──────── Input records

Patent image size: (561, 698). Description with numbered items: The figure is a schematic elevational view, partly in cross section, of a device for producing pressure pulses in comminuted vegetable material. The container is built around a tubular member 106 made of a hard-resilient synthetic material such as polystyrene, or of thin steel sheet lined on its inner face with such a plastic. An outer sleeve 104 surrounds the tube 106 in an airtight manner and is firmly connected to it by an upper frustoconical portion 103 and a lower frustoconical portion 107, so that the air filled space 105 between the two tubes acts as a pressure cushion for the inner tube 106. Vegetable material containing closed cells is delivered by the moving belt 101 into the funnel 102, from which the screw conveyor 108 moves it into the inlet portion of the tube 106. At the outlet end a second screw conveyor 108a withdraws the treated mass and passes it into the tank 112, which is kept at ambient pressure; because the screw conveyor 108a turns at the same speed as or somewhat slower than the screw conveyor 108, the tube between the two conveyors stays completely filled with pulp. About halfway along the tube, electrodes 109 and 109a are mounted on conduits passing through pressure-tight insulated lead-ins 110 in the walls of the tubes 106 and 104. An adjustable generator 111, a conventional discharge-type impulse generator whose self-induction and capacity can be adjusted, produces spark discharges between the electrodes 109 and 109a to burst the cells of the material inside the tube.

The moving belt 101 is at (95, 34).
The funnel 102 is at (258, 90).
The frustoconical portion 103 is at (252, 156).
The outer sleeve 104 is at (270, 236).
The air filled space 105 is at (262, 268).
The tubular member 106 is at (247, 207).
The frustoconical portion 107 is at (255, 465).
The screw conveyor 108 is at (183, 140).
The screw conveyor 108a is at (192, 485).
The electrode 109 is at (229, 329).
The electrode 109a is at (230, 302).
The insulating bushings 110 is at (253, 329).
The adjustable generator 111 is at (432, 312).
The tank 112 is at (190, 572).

────────────────

Each entry should be duplicated exactly as it was given.

Patent image size: (561, 698). Description with numbered items: The figure is a schematic elevational view, partly in cross section, of a device for producing pressure pulses in comminuted vegetable material. The container is built around a tubular member 106 made of a hard-resilient synthetic material such as polystyrene, or of thin steel sheet lined on its inner face with such a plastic. An outer sleeve 104 surrounds the tube 106 in an airtight manner and is firmly connected to it by an upper frustoconical portion 103 and a lower frustoconical portion 107, so that the air filled space 105 between the two tubes acts as a pressure cushion for the inner tube 106. Vegetable material containing closed cells is delivered by the moving belt 101 into the funnel 102, from which the screw conveyor 108 moves it into the inlet portion of the tube 106. At the outlet end a second screw conveyor 108a withdraws the treated mass and passes it into the tank 112, which is kept at ambient pressure; because the screw conveyor 108a turns at the same speed as or somewhat slower than the screw conveyor 108, the tube between the two conveyors stays completely filled with pulp. About halfway along the tube, electrodes 109 and 109a are mounted on conduits passing through pressure-tight insulated lead-ins 110 in the walls of the tubes 106 and 104. An adjustable generator 111, a conventional discharge-type impulse generator whose self-induction and capacity can be adjusted, produces spark discharges between the electrodes 109 and 109a to burst the cells of the material inside the tube.

The moving belt 101 is at (95, 34).
The funnel 102 is at (258, 90).
The frustoconical portion 103 is at (252, 156).
The outer sleeve 104 is at (270, 236).
The air filled space 105 is at (262, 268).
The tubular member 106 is at (247, 207).
The frustoconical portion 107 is at (255, 465).
The screw conveyor 108 is at (183, 140).
The screw conveyor 108a is at (192, 485).
The electrode 109 is at (229, 329).
The electrode 109a is at (230, 302).
The insulating bushings 110 is at (253, 329).
The adjustable generator 111 is at (432, 312).
The tank 112 is at (190, 572).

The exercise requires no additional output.